Records contained in a dataset:
------------------------------------------------

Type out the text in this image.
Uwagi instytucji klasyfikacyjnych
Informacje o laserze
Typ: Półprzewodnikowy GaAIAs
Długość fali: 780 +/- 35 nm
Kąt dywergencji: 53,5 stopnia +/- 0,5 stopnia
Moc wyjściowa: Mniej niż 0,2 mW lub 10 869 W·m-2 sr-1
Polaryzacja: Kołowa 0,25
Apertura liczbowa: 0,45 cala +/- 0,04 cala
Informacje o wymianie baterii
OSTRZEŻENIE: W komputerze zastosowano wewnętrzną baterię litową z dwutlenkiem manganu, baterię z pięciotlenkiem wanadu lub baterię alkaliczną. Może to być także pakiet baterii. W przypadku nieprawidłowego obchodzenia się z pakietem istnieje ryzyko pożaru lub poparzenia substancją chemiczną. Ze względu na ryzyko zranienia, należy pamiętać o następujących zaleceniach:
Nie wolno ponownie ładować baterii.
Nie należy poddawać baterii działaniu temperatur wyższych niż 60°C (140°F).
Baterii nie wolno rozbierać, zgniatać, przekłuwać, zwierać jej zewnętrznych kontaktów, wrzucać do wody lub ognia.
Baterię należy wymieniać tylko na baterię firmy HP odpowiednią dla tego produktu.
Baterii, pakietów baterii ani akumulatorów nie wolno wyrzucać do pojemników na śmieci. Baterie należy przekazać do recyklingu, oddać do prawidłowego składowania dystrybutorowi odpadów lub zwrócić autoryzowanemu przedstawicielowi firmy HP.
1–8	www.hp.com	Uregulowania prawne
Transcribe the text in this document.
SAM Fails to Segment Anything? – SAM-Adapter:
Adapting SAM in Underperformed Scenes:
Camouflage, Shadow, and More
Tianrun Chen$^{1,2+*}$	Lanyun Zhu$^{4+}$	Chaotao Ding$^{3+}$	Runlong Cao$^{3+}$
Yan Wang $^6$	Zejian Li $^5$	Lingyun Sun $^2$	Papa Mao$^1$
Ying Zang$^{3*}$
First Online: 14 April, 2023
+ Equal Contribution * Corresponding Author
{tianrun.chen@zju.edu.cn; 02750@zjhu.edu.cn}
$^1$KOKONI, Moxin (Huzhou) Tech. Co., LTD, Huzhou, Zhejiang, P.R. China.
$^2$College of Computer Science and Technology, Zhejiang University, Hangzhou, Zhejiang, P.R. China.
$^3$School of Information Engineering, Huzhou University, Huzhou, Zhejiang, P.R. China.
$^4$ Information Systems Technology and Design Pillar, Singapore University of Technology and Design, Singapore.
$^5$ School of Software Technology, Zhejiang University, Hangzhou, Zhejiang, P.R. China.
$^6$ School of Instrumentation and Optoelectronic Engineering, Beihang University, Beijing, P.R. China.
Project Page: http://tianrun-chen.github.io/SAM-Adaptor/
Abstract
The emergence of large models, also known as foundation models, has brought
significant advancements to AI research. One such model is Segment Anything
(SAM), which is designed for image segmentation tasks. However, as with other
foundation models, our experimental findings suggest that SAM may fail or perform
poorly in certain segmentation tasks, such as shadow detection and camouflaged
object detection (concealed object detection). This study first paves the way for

------------------------------------------------

Extract each line from the listing above, please, and repeat it exactly.

# COMPLETE RESPONSE
Type out the text in this image.
Uwagi instytucji klasyfikacyjnych
Informacje o laserze
Typ: Półprzewodnikowy GaAIAs
Długość fali: 780 +/- 35 nm
Kąt dywergencji: 53,5 stopnia +/- 0,5 stopnia
Moc wyjściowa: Mniej niż 0,2 mW lub 10 869 W·m-2 sr-1
Polaryzacja: Kołowa 0,25
Apertura liczbowa: 0,45 cala +/- 0,04 cala
Informacje o wymianie baterii
OSTRZEŻENIE: W komputerze zastosowano wewnętrzną baterię litową z dwutlenkiem manganu, baterię z pięciotlenkiem wanadu lub baterię alkaliczną. Może to być także pakiet baterii. W przypadku nieprawidłowego obchodzenia się z pakietem istnieje ryzyko pożaru lub poparzenia substancją chemiczną. Ze względu na ryzyko zranienia, należy pamiętać o następujących zaleceniach:
Nie wolno ponownie ładować baterii.
Nie należy poddawać baterii działaniu temperatur wyższych niż 60°C (140°F).
Baterii nie wolno rozbierać, zgniatać, przekłuwać, zwierać jej zewnętrznych kontaktów, wrzucać do wody lub ognia.
Baterię należy wymieniać tylko na baterię firmy HP odpowiednią dla tego produktu.
Baterii, pakietów baterii ani akumulatorów nie wolno wyrzucać do pojemników na śmieci. Baterie należy przekazać do recyklingu, oddać do prawidłowego składowania dystrybutorowi odpadów lub zwrócić autoryzowanemu przedstawicielowi firmy HP.
1–8	www.hp.com	Uregulowania prawne
Transcribe the text in this document.
SAM Fails to Segment Anything? – SAM-Adapter:
Adapting SAM in Underperformed Scenes:
Camouflage, Shadow, and More
Tianrun Chen$^{1,2+*}$	Lanyun Zhu$^{4+}$	Chaotao Ding$^{3+}$	Runlong Cao$^{3+}$
Yan Wang $^6$	Zejian Li $^5$	Lingyun Sun $^2$	Papa Mao$^1$
Ying Zang$^{3*}$
First Online: 14 April, 2023
+ Equal Contribution * Corresponding Author
{tianrun.chen@zju.edu.cn; 02750@zjhu.edu.cn}
$^1$KOKONI, Moxin (Huzhou) Tech. Co., LTD, Huzhou, Zhejiang, P.R. China.
$^2$College of Computer Science and Technology, Zhejiang University, Hangzhou, Zhejiang, P.R. China.
$^3$School of Information Engineering, Huzhou University, Huzhou, Zhejiang, P.R. China.
$^4$ Information Systems Technology and Design Pillar, Singapore University of Technology and Design, Singapore.
$^5$ School of Software Technology, Zhejiang University, Hangzhou, Zhejiang, P.R. China.
$^6$ School of Instrumentation and Optoelectronic Engineering, Beihang University, Beijing, P.R. China.
Project Page: http://tianrun-chen.github.io/SAM-Adaptor/
Abstract
The emergence of large models, also known as foundation models, has brought
significant advancements to AI research. One such model is Segment Anything
(SAM), which is designed for image segmentation tasks. However, as with other
foundation models, our experimental findings suggest that SAM may fail or perform
poorly in certain segmentation tasks, such as shadow detection and camouflaged
object detection (concealed object detection). This study first paves the way for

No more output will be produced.